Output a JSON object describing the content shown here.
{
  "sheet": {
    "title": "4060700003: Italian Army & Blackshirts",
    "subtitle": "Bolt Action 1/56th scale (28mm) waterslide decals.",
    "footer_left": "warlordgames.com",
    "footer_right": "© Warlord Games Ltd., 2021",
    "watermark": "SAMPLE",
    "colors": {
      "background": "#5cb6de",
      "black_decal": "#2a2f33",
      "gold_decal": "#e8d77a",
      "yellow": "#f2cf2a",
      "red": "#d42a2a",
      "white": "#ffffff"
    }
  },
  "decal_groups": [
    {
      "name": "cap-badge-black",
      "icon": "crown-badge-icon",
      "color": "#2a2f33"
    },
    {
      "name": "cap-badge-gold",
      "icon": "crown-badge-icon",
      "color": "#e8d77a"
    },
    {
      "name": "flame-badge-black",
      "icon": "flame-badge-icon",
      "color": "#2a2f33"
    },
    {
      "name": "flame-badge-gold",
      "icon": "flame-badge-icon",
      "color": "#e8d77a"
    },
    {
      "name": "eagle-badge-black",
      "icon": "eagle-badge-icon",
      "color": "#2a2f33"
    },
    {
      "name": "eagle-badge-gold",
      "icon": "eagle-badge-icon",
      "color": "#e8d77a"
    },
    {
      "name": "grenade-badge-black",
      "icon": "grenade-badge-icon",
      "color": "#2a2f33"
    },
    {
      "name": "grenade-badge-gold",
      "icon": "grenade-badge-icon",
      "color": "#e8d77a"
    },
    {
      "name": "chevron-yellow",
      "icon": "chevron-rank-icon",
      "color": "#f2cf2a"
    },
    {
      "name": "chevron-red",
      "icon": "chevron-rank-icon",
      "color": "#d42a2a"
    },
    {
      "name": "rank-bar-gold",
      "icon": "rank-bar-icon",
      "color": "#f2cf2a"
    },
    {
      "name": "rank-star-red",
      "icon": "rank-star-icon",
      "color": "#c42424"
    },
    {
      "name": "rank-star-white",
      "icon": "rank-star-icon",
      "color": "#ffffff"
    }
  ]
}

Direction:
Return every entry verbatim.

Solved problem:
Output a JSON object describing the content shown here.
{
  "sheet": {
    "title": "4060700003: Italian Army & Blackshirts",
    "subtitle": "Bolt Action 1/56th scale (28mm) waterslide decals.",
    "footer_left": "warlordgames.com",
    "footer_right": "© Warlord Games Ltd., 2021",
    "watermark": "SAMPLE",
    "colors": {
      "background": "#5cb6de",
      "black_decal": "#2a2f33",
      "gold_decal": "#e8d77a",
      "yellow": "#f2cf2a",
      "red": "#d42a2a",
      "white": "#ffffff"
    }
  },
  "decal_groups": [
    {
      "name": "cap-badge-black",
      "icon": "crown-badge-icon",
      "color": "#2a2f33"
    },
    {
      "name": "cap-badge-gold",
      "icon": "crown-badge-icon",
      "color": "#e8d77a"
    },
    {
      "name": "flame-badge-black",
      "icon": "flame-badge-icon",
      "color": "#2a2f33"
    },
    {
      "name": "flame-badge-gold",
      "icon": "flame-badge-icon",
      "color": "#e8d77a"
    },
    {
      "name": "eagle-badge-black",
      "icon": "eagle-badge-icon",
      "color": "#2a2f33"
    },
    {
      "name": "eagle-badge-gold",
      "icon": "eagle-badge-icon",
      "color": "#e8d77a"
    },
    {
      "name": "grenade-badge-black",
      "icon": "grenade-badge-icon",
      "color": "#2a2f33"
    },
    {
      "name": "grenade-badge-gold",
      "icon": "grenade-badge-icon",
      "color": "#e8d77a"
    },
    {
      "name": "chevron-yellow",
      "icon": "chevron-rank-icon",
      "color": "#f2cf2a"
    },
    {
      "name": "chevron-red",
      "icon": "chevron-rank-icon",
      "color": "#d42a2a"
    },
    {
      "name": "rank-bar-gold",
      "icon": "rank-bar-icon",
      "color": "#f2cf2a"
    },
    {
      "name": "rank-star-red",
      "icon": "rank-star-icon",
      "color": "#c42424"
    },
    {
      "name": "rank-star-white",
      "icon": "rank-star-icon",
      "color": "#ffffff"
    }
  ]
}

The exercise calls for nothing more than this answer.